---------- RECORDS TO PROCESS

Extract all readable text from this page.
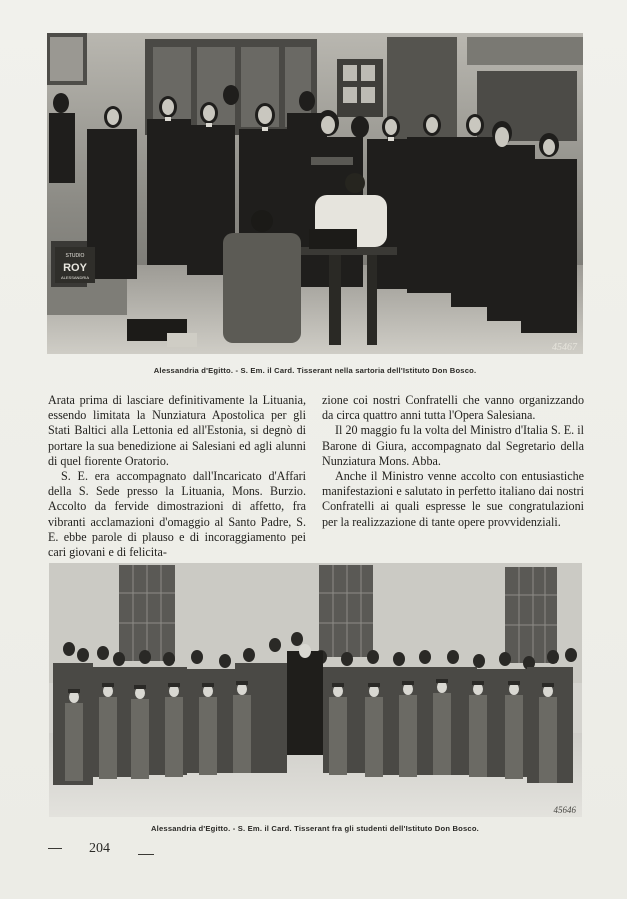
STUDIO
ROY
ALESSANDRIA
45467
Alessandria d'Egitto. - S. Em. il Card. Tisserant nella sartoria dell'Istituto Don Bosco.

Arata prima di lasciare definitivamente la Lituania, essendo limitata la Nunziatura Apostolica per gli Stati Baltici alla Lettonia ed all'Estonia, si degnò di portare la sua benedizione ai Salesiani ed agli alunni di quel fiorente Oratorio.

S. E. era accompagnato dall'Incaricato d'Affari della S. Sede presso la Lituania, Mons. Burzio. Accolto da fervide dimostrazioni di affetto, fra vibranti acclamazioni d'omaggio al Santo Padre, S. E. ebbe parole di plauso e di incoraggiamento pei cari giovani e di felicita-

zione coi nostri Confratelli che vanno organizzando da circa quattro anni tutta l'Opera Salesiana.

Il 20 maggio fu la volta del Ministro d'Italia S. E. il Barone di Giura, accompagnato dal Segretario della Nunziatura Mons. Abba.

Anche il Ministro venne accolto con entusiastiche manifestazioni e salutato in perfetto italiano dai nostri Confratelli ai quali espresse le sue congratulazioni per la realizzazione di tante opere provvidenziali.

45646
Alessandria d'Egitto. - S. Em. il Card. Tisserant fra gli studenti dell'Istituto Don Bosco.
204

--------------------

=== TO DO ===
Quote the preceding records in their entirety, excluding every picture.

=== SOLUTION BELOW ===
Extract all readable text from this page.
STUDIO
ROY
ALESSANDRIA
45467
Alessandria d'Egitto. - S. Em. il Card. Tisserant nella sartoria dell'Istituto Don Bosco.

Arata prima di lasciare definitivamente la Lituania, essendo limitata la Nunziatura Apostolica per gli Stati Baltici alla Lettonia ed all'Estonia, si degnò di portare la sua benedizione ai Salesiani ed agli alunni di quel fiorente Oratorio.

S. E. era accompagnato dall'Incaricato d'Affari della S. Sede presso la Lituania, Mons. Burzio. Accolto da fervide dimostrazioni di affetto, fra vibranti acclamazioni d'omaggio al Santo Padre, S. E. ebbe parole di plauso e di incoraggiamento pei cari giovani e di felicita-

zione coi nostri Confratelli che vanno organizzando da circa quattro anni tutta l'Opera Salesiana.

Il 20 maggio fu la volta del Ministro d'Italia S. E. il Barone di Giura, accompagnato dal Segretario della Nunziatura Mons. Abba.

Anche il Ministro venne accolto con entusiastiche manifestazioni e salutato in perfetto italiano dai nostri Confratelli ai quali espresse le sue congratulazioni per la realizzazione di tante opere provvidenziali.

45646
Alessandria d'Egitto. - S. Em. il Card. Tisserant fra gli studenti dell'Istituto Don Bosco.
204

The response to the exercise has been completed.